++++ DATASET

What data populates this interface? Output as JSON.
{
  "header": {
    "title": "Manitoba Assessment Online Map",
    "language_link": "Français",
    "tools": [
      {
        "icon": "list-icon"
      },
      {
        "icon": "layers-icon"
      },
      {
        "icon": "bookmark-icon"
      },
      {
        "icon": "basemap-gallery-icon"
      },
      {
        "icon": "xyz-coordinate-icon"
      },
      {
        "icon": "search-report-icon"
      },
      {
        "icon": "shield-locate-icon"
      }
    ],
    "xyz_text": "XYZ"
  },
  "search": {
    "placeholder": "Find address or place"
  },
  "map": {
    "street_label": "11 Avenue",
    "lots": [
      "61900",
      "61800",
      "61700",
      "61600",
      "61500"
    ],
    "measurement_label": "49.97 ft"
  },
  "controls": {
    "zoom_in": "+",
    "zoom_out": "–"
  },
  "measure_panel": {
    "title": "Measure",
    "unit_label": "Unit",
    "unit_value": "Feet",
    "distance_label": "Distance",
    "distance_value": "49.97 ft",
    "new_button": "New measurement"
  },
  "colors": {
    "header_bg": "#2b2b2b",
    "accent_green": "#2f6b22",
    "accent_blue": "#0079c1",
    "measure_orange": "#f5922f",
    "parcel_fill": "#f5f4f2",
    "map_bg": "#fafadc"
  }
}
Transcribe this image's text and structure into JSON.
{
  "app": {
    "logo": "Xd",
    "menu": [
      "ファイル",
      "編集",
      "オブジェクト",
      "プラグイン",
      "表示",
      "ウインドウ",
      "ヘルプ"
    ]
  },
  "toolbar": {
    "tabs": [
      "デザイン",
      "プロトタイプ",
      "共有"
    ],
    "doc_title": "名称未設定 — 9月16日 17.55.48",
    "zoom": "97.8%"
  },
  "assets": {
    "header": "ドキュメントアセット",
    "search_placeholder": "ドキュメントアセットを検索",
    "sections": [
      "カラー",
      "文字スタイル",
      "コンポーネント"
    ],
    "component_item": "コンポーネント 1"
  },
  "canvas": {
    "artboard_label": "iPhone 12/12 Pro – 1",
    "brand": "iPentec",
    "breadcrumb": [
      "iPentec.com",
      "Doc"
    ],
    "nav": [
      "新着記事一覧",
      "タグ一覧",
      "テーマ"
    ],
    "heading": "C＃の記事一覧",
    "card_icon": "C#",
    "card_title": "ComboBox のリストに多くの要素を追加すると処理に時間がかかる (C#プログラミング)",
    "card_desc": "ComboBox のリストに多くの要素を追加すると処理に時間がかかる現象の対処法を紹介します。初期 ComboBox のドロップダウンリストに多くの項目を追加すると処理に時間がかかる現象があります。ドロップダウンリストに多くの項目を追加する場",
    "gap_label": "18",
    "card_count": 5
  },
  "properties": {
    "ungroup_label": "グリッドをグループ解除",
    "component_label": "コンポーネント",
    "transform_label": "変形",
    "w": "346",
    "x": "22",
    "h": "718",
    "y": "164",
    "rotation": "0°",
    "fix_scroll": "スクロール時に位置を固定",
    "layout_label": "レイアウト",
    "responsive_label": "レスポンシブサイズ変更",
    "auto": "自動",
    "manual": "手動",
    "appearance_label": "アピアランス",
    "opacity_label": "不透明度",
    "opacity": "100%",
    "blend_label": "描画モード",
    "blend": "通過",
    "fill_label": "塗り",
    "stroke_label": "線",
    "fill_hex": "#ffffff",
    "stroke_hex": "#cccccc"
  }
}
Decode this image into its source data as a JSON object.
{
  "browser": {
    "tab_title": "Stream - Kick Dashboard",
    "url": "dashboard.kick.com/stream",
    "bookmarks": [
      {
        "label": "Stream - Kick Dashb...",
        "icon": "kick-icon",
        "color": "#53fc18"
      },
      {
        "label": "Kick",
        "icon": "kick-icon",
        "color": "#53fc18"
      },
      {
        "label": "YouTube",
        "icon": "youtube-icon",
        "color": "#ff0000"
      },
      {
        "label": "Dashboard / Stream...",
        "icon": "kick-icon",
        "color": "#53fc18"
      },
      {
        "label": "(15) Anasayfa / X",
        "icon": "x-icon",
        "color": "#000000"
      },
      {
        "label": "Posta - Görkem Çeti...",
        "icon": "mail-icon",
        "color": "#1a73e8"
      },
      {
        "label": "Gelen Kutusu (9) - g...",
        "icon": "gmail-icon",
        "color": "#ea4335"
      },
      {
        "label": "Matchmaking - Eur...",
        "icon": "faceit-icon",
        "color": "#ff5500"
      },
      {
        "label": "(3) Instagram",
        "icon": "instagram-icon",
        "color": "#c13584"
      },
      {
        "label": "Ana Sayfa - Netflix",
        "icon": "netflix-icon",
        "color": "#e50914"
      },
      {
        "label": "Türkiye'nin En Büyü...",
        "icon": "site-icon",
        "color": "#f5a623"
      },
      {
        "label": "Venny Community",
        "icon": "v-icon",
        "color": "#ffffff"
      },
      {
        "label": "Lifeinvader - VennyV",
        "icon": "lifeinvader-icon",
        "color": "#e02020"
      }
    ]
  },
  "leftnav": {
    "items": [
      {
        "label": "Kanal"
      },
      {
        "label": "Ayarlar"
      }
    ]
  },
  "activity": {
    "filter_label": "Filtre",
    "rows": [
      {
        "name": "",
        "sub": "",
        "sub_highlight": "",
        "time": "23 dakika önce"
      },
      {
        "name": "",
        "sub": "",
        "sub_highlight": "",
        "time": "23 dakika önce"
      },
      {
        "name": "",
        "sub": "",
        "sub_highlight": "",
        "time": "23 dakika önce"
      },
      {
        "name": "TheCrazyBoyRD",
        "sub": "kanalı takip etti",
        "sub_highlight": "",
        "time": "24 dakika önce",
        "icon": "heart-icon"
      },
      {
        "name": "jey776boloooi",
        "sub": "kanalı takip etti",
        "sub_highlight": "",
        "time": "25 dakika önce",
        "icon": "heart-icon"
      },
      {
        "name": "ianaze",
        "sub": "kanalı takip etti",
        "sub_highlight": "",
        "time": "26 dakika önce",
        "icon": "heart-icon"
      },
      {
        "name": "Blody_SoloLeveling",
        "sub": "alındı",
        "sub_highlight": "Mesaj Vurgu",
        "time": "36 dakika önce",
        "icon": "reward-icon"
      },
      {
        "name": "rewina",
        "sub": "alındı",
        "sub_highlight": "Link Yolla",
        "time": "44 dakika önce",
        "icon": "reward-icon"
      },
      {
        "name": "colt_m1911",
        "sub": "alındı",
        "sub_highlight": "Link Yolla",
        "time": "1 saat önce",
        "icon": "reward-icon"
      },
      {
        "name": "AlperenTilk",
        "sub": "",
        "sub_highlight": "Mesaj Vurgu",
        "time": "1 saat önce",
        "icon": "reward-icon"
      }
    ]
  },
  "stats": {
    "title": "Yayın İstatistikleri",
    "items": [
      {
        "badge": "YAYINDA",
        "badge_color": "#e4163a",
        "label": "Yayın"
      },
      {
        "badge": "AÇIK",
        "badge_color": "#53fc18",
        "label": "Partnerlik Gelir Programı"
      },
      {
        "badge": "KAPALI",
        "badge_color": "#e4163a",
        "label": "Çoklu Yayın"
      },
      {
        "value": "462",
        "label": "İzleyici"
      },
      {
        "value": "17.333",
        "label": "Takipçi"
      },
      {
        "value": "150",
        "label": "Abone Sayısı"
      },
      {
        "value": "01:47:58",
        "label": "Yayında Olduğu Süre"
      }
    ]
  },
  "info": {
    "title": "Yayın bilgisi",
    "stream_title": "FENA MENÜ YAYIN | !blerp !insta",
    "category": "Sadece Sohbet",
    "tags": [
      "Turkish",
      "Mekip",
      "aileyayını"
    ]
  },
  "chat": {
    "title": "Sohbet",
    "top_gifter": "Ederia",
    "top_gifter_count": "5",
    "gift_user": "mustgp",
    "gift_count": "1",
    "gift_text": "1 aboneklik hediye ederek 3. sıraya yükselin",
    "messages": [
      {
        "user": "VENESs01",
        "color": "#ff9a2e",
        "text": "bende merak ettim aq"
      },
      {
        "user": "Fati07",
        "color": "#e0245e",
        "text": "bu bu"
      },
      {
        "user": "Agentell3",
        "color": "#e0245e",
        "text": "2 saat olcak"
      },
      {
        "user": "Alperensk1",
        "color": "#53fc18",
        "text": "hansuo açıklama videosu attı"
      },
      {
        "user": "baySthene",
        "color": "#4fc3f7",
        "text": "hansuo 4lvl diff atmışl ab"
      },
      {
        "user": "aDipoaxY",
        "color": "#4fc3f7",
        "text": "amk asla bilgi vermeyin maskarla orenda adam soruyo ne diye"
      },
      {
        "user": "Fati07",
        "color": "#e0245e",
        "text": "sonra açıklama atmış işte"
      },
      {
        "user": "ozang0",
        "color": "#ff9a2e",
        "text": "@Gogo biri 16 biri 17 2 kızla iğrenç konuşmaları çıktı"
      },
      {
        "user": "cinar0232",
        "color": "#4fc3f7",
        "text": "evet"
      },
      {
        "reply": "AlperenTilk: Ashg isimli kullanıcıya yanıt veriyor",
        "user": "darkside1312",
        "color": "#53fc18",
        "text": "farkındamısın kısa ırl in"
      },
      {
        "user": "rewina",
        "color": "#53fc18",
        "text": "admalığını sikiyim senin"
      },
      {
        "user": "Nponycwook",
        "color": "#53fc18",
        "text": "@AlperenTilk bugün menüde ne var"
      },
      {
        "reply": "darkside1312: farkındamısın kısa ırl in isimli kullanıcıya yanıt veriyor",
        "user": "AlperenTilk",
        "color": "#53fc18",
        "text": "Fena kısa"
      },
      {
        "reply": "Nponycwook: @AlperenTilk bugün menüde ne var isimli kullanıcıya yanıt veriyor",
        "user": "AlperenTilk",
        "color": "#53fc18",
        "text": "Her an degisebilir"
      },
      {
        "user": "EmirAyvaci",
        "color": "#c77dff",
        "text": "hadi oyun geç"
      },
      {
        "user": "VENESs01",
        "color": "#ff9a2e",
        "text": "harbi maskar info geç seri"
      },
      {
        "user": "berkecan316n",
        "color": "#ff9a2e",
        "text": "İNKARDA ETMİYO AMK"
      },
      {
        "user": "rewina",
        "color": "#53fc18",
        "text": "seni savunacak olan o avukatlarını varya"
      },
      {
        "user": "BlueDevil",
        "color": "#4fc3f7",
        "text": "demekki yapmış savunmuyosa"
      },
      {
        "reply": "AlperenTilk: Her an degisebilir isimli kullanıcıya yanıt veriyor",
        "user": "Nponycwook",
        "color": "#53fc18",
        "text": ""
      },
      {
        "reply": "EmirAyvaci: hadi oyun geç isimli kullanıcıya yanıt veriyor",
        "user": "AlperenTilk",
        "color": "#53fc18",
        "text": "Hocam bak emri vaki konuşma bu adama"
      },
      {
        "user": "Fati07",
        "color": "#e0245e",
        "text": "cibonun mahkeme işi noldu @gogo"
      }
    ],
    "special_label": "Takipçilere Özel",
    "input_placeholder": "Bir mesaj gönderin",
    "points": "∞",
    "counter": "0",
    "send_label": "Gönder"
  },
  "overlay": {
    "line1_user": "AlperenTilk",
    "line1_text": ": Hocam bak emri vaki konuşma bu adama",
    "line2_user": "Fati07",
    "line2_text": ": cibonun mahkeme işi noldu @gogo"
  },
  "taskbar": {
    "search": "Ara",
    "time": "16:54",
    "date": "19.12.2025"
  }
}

++++++++

** THE PROBLEM **
Note each line of the entries that has "reply" in it, and copy those lines.

** TASK SOLUTION **
        "reply": "AlperenTilk: Ashg isimli kullanıcıya yanıt veriyor",
        "reply": "darkside1312: farkındamısın kısa ırl in isimli kullanıcıya yanıt veriyor",
        "reply": "Nponycwook: @AlperenTilk bugün menüde ne var isimli kullanıcıya yanıt veriyor",
        "reply": "AlperenTilk: Her an degisebilir isimli kullanıcıya yanıt veriyor",
        "reply": "EmirAyvaci: hadi oyun geç isimli kullanıcıya yanıt veriyor",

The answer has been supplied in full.